**Goal**
Within the listing below, locate all lines containing the word "SAĞLIK". Copy each one.

**Data shown**

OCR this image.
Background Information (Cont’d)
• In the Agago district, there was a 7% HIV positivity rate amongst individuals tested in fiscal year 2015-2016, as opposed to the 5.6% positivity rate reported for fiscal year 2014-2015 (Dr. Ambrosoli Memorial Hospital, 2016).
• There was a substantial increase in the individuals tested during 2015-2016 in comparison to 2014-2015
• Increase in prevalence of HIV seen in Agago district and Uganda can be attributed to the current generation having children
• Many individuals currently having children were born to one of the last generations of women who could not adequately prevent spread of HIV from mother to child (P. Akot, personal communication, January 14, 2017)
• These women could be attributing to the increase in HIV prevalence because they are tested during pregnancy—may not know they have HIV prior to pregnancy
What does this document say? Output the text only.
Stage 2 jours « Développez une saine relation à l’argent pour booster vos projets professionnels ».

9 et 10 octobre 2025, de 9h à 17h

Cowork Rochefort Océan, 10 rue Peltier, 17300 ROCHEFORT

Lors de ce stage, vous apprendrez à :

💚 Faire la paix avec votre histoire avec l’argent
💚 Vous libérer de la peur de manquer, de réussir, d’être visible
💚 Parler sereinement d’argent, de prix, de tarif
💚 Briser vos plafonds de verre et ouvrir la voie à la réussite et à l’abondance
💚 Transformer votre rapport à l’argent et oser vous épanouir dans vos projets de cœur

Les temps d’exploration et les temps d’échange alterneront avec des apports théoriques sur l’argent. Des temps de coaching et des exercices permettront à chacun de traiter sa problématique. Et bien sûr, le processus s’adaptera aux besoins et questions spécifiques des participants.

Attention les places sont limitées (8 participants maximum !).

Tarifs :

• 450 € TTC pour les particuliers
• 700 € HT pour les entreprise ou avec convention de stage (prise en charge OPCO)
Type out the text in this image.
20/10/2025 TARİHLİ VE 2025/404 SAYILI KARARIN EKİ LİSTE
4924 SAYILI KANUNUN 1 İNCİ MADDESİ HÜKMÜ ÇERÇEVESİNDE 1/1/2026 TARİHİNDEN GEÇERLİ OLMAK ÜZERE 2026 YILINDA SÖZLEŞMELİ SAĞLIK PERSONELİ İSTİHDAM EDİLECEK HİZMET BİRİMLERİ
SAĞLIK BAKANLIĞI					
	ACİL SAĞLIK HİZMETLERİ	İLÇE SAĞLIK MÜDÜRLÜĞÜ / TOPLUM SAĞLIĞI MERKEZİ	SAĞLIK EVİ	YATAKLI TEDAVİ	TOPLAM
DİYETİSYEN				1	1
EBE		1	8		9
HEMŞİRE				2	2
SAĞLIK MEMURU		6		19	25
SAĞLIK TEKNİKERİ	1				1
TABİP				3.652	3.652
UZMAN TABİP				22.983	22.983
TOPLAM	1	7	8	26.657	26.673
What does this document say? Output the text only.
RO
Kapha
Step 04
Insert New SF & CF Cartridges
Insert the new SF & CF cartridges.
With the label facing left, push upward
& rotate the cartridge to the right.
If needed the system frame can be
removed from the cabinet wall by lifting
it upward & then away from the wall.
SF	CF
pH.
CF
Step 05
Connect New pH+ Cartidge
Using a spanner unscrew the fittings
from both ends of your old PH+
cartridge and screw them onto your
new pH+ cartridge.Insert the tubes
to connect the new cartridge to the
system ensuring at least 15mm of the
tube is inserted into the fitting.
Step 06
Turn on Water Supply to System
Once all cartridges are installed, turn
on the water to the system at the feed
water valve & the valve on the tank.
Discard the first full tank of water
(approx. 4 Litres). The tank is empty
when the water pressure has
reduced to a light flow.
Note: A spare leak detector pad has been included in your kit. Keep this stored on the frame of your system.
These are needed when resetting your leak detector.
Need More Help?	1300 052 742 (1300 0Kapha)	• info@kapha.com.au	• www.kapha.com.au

**Solution for this task**
4924 SAYILI KANUNUN 1 İNCİ MADDESİ HÜKMÜ ÇERÇEVESİNDE 1/1/2026 TARİHİNDEN GEÇERLİ OLMAK ÜZERE 2026 YILINDA SÖZLEŞMELİ SAĞLIK PERSONELİ İSTİHDAM EDİLECEK HİZMET BİRİMLERİ
SAĞLIK BAKANLIĞI					
	ACİL SAĞLIK HİZMETLERİ	İLÇE SAĞLIK MÜDÜRLÜĞÜ / TOPLUM SAĞLIĞI MERKEZİ	SAĞLIK EVİ	YATAKLI TEDAVİ	TOPLAM
SAĞLIK MEMURU		6		19	25
SAĞLIK TEKNİKERİ	1				1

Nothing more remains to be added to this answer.